======== GIVEN DATA

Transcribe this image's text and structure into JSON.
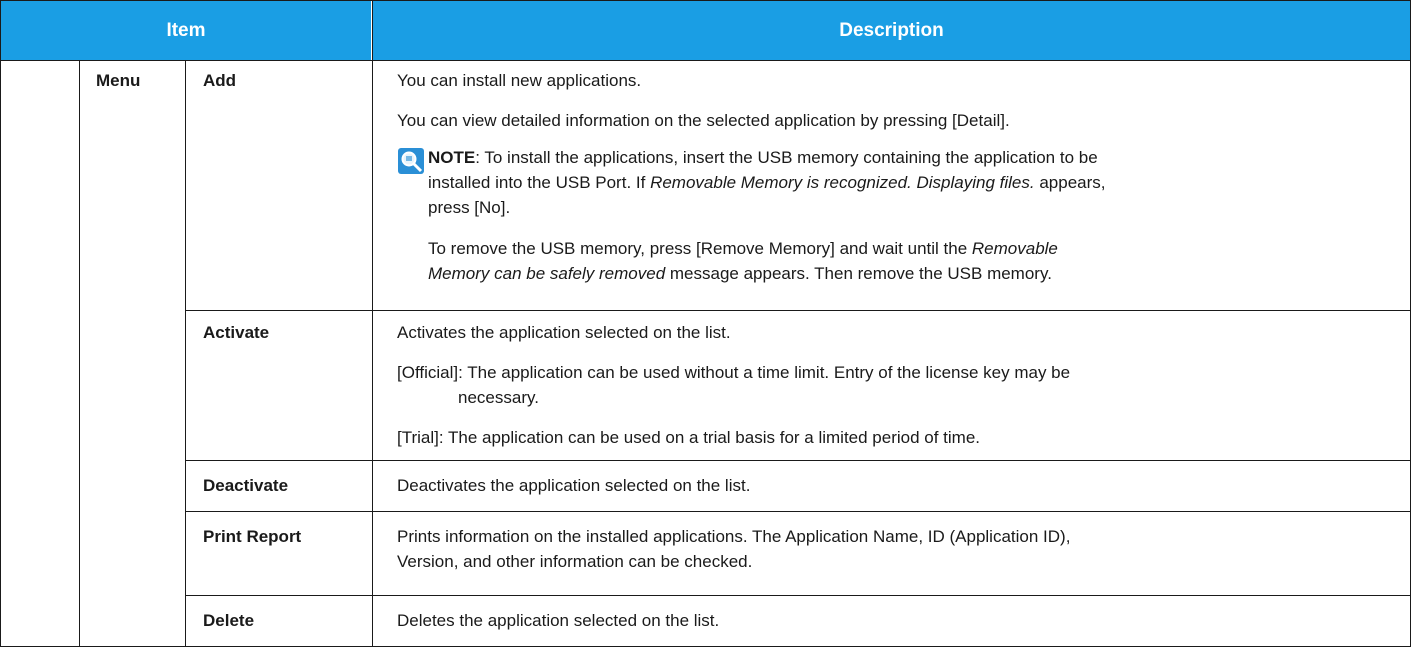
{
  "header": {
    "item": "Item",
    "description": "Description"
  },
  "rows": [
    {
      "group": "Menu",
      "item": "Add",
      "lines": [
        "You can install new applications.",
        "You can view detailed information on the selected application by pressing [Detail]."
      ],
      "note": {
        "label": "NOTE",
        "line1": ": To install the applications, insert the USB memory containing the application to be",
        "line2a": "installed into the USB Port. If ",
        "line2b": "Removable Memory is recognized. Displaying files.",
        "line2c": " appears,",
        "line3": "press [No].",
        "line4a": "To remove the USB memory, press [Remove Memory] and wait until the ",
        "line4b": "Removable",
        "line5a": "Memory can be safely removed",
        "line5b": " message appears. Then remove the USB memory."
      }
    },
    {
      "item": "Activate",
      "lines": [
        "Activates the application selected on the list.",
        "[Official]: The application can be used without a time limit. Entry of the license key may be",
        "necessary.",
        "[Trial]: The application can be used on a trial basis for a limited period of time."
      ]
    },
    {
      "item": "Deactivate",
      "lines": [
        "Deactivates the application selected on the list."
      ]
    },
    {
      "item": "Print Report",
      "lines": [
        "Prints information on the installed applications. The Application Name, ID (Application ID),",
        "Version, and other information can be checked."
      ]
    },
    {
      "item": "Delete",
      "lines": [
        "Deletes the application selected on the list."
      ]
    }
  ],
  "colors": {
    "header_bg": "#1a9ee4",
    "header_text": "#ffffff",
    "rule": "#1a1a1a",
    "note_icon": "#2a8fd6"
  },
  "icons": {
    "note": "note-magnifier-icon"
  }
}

================
======== GIVEN DATA

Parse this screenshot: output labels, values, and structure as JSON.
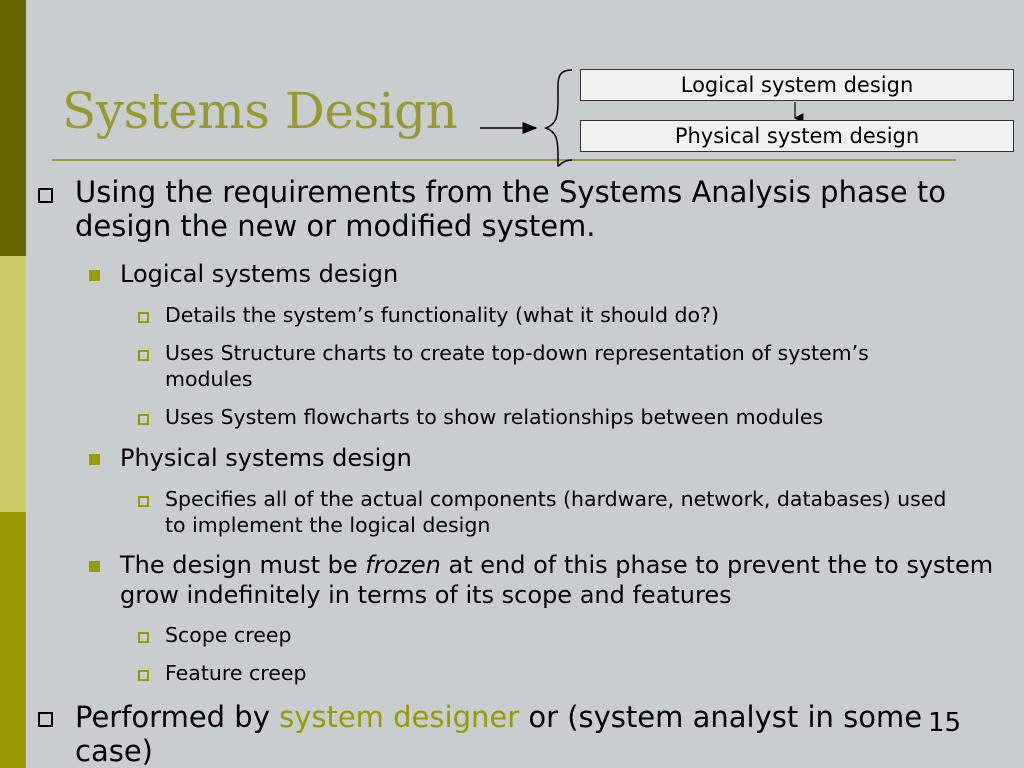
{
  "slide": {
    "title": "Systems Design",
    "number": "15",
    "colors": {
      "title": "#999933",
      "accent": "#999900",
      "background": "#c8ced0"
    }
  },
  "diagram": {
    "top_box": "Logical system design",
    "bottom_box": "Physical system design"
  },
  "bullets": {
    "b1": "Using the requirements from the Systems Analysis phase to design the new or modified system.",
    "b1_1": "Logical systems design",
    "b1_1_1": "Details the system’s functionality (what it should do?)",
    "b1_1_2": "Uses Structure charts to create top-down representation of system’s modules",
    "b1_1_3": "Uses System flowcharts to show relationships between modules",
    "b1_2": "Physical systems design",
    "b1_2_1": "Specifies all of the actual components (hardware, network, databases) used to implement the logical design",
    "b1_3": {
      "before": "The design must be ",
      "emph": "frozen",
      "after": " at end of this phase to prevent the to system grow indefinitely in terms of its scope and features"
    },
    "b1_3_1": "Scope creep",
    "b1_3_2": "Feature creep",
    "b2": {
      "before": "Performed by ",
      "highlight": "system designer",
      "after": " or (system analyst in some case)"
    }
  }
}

================

*JOB*:
Scan the lines above for "modules", then copy every one that has it.

*COMPLETED EXERCISE*:
    "b1_1_2": "Uses Structure charts to create top-down representation of system’s modules",
    "b1_1_3": "Uses System flowcharts to show relationships between modules",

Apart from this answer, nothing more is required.